- DIRECTION
Repeat the data verbatim.

- SUPPLIED DATA
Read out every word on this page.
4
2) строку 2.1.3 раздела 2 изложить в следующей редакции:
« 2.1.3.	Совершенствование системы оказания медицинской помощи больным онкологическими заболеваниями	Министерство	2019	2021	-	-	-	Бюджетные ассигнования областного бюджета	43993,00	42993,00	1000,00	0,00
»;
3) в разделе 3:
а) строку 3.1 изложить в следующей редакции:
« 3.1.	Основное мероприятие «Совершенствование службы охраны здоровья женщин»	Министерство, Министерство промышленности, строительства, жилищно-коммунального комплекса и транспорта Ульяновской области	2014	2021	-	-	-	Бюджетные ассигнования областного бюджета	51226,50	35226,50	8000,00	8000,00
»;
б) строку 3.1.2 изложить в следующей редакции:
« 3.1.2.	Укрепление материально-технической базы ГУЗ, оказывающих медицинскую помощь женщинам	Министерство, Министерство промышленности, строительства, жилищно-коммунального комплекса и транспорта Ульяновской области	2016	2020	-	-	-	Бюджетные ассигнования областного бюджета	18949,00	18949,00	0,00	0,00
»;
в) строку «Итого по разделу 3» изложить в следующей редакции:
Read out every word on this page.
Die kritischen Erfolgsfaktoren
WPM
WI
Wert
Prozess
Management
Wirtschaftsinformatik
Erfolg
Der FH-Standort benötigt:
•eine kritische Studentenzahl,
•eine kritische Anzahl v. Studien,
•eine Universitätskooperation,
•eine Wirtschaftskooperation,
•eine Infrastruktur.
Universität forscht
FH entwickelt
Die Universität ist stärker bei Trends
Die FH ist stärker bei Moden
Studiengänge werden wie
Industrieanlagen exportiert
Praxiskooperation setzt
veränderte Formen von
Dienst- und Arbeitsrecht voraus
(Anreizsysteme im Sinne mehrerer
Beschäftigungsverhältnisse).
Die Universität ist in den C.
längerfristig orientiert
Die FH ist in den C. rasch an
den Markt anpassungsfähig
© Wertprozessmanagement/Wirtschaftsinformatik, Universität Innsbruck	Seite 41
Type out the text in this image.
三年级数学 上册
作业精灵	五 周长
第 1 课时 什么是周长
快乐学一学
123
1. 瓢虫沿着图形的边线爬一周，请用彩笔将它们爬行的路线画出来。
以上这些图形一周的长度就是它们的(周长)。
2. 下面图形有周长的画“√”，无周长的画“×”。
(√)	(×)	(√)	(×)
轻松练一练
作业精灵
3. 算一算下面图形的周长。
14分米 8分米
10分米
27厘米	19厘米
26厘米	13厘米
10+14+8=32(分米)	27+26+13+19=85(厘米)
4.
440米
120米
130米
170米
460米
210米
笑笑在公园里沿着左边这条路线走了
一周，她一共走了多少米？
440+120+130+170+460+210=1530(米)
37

- TASK ANSWER
Read out every word on this page.
4
2) строку 2.1.3 раздела 2 изложить в следующей редакции:
« 2.1.3.	Совершенствование системы оказания медицинской помощи больным онкологическими заболеваниями	Министерство	2019	2021	-	-	-	Бюджетные ассигнования областного бюджета	43993,00	42993,00	1000,00	0,00
»;
3) в разделе 3:
а) строку 3.1 изложить в следующей редакции:
« 3.1.	Основное мероприятие «Совершенствование службы охраны здоровья женщин»	Министерство, Министерство промышленности, строительства, жилищно-коммунального комплекса и транспорта Ульяновской области	2014	2021	-	-	-	Бюджетные ассигнования областного бюджета	51226,50	35226,50	8000,00	8000,00
»;
б) строку 3.1.2 изложить в следующей редакции:
« 3.1.2.	Укрепление материально-технической базы ГУЗ, оказывающих медицинскую помощь женщинам	Министерство, Министерство промышленности, строительства, жилищно-коммунального комплекса и транспорта Ульяновской области	2016	2020	-	-	-	Бюджетные ассигнования областного бюджета	18949,00	18949,00	0,00	0,00
»;
в) строку «Итого по разделу 3» изложить в следующей редакции:
Read out every word on this page.
Die kritischen Erfolgsfaktoren
WPM
WI
Wert
Prozess
Management
Wirtschaftsinformatik
Erfolg
Der FH-Standort benötigt:
•eine kritische Studentenzahl,
•eine kritische Anzahl v. Studien,
•eine Universitätskooperation,
•eine Wirtschaftskooperation,
•eine Infrastruktur.
Universität forscht
FH entwickelt
Die Universität ist stärker bei Trends
Die FH ist stärker bei Moden
Studiengänge werden wie
Industrieanlagen exportiert
Praxiskooperation setzt
veränderte Formen von
Dienst- und Arbeitsrecht voraus
(Anreizsysteme im Sinne mehrerer
Beschäftigungsverhältnisse).
Die Universität ist in den C.
längerfristig orientiert
Die FH ist in den C. rasch an
den Markt anpassungsfähig
© Wertprozessmanagement/Wirtschaftsinformatik, Universität Innsbruck	Seite 41
Type out the text in this image.
三年级数学 上册
作业精灵	五 周长
第 1 课时 什么是周长
快乐学一学
123
1. 瓢虫沿着图形的边线爬一周，请用彩笔将它们爬行的路线画出来。
以上这些图形一周的长度就是它们的(周长)。
2. 下面图形有周长的画“√”，无周长的画“×”。
(√)	(×)	(√)	(×)
轻松练一练
作业精灵
3. 算一算下面图形的周长。
14分米 8分米
10分米
27厘米	19厘米
26厘米	13厘米
10+14+8=32(分米)	27+26+13+19=85(厘米)
4.
440米
120米
130米
170米
460米
210米
笑笑在公园里沿着左边这条路线走了
一周，她一共走了多少米？
440+120+130+170+460+210=1530(米)
37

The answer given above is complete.